■ PROBLEM ■
In the listing that follows, count the lines holding the word "истины" and report only that number.

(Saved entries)
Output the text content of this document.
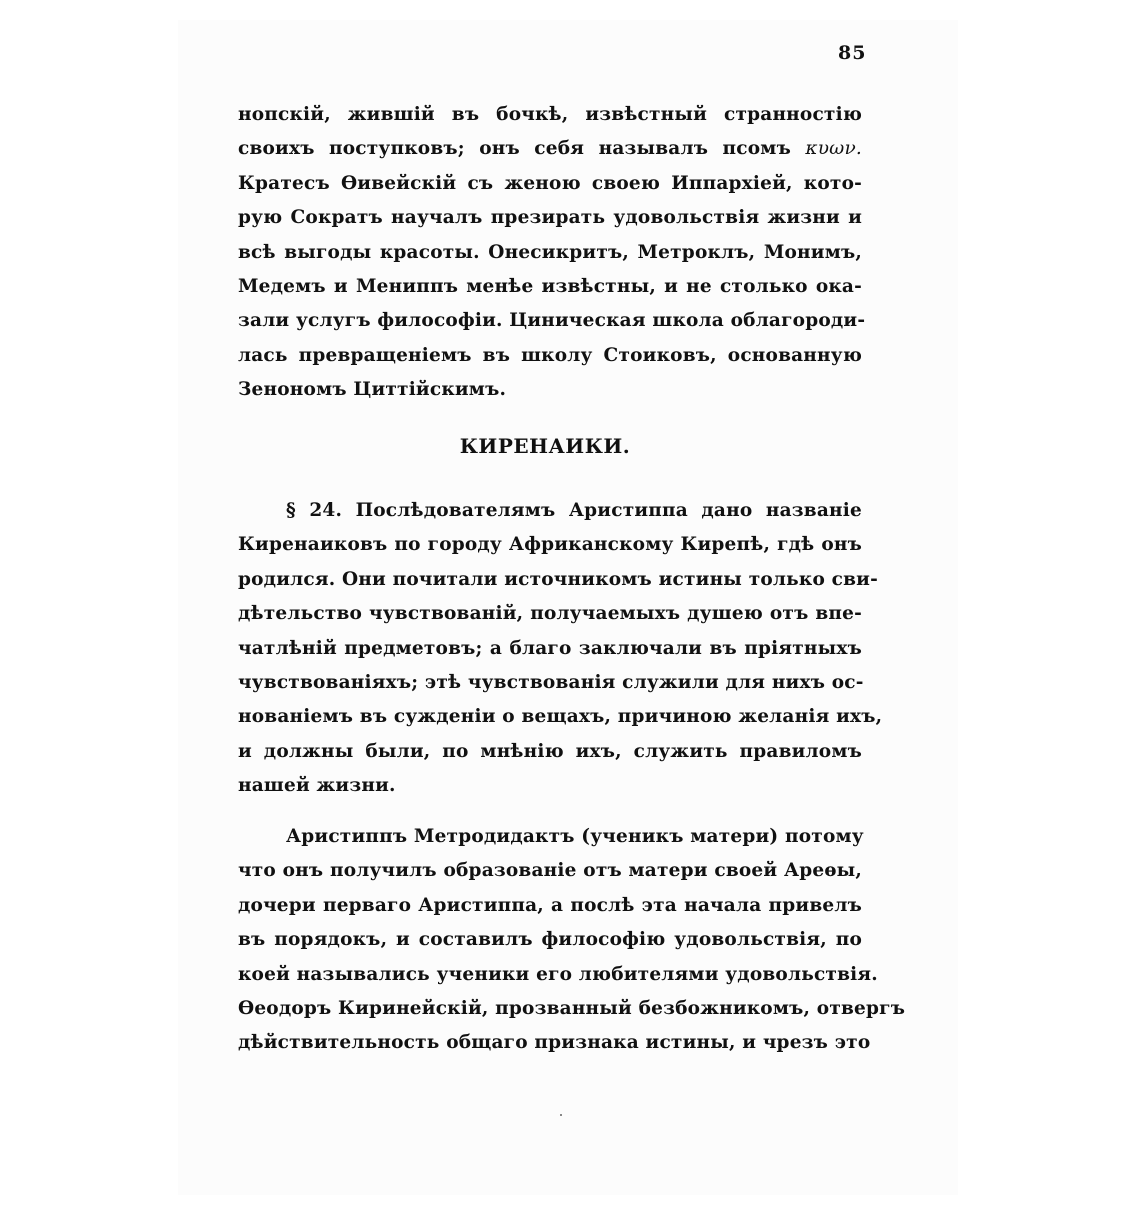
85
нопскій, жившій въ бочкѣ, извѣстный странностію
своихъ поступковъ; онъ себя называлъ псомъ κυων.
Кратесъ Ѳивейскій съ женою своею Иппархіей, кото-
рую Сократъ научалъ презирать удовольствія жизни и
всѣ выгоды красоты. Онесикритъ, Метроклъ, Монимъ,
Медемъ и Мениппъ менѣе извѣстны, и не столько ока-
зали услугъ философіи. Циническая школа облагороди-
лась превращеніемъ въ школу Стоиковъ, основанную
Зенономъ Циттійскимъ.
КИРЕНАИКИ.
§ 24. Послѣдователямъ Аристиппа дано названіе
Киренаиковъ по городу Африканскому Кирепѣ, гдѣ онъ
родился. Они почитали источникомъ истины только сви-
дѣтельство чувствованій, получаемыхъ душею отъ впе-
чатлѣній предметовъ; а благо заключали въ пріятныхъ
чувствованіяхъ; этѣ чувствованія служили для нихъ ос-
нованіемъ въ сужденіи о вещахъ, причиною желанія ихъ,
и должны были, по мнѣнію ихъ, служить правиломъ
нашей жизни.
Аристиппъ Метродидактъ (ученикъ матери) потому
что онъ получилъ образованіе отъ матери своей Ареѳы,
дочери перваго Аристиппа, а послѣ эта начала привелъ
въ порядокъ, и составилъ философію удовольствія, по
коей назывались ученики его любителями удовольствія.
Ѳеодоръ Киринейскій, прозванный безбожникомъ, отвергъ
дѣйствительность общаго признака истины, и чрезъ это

■ CORRECT RESPONSE ■
2